--- DATASET RECORDS ---

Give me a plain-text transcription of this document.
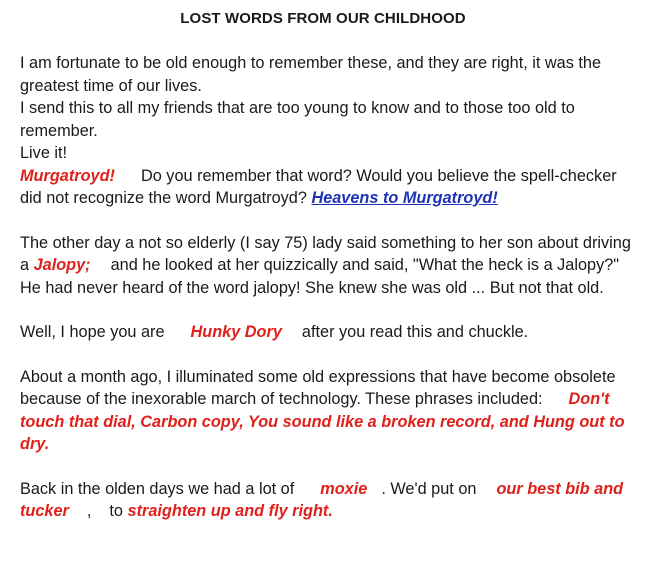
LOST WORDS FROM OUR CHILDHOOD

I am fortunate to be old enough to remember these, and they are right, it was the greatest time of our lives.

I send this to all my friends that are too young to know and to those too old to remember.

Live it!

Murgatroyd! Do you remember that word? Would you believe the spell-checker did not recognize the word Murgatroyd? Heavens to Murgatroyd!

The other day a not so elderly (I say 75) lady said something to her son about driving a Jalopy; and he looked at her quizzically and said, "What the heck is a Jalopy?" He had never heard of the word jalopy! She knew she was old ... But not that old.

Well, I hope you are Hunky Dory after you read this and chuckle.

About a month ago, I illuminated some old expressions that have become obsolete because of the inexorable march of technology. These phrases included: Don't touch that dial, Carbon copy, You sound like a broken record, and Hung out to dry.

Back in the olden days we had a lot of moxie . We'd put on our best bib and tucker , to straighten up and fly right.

---
--- DATASET RECORDS ---

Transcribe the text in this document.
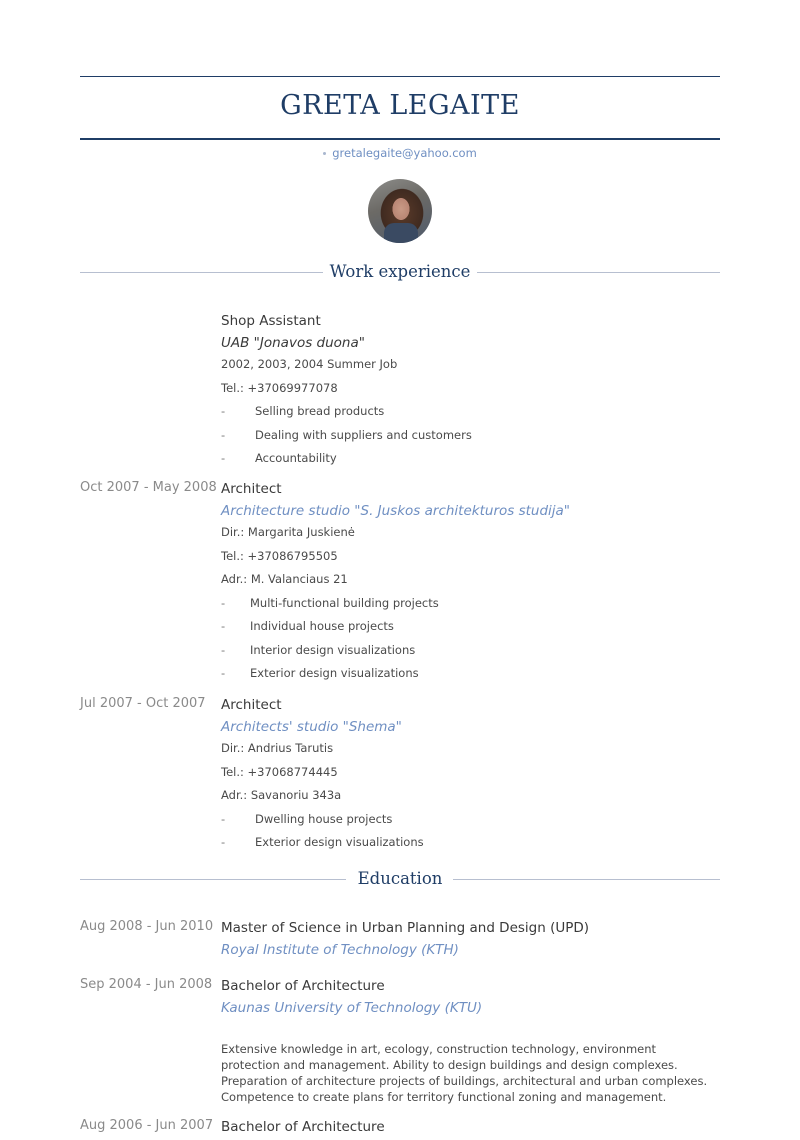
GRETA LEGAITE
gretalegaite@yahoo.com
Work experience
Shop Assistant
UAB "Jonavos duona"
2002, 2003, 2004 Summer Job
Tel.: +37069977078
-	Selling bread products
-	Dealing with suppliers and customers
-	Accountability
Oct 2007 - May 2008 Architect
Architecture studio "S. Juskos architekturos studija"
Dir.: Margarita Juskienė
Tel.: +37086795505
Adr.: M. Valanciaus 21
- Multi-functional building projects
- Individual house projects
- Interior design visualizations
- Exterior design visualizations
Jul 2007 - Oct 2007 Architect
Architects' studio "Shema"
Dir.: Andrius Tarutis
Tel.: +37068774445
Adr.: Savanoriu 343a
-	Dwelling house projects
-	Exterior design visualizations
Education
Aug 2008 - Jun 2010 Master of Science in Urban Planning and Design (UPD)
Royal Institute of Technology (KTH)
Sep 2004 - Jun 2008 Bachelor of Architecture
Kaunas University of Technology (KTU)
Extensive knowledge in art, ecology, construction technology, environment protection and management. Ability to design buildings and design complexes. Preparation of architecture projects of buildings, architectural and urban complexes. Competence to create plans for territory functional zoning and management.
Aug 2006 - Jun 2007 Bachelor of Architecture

---

■ AIM OF THE EXERCISE: Go through the entries above and copy every line containing "that".

■ THE REPLY:
I send this to all my friends that are too young to know and to those too old to remember.
Murgatroyd! Do you remember that word? Would you believe the spell-checker did not recognize the word Murgatroyd? Heavens to Murgatroyd!
The other day a not so elderly (I say 75) lady said something to her son about driving a Jalopy; and he looked at her quizzically and said, "What the heck is a Jalopy?" He had never heard of the word jalopy! She knew she was old ... But not that old.
About a month ago, I illuminated some old expressions that have become obsolete because of the inexorable march of technology. These phrases included: Don't touch that dial, Carbon copy, You sound like a broken record, and Hung out to dry.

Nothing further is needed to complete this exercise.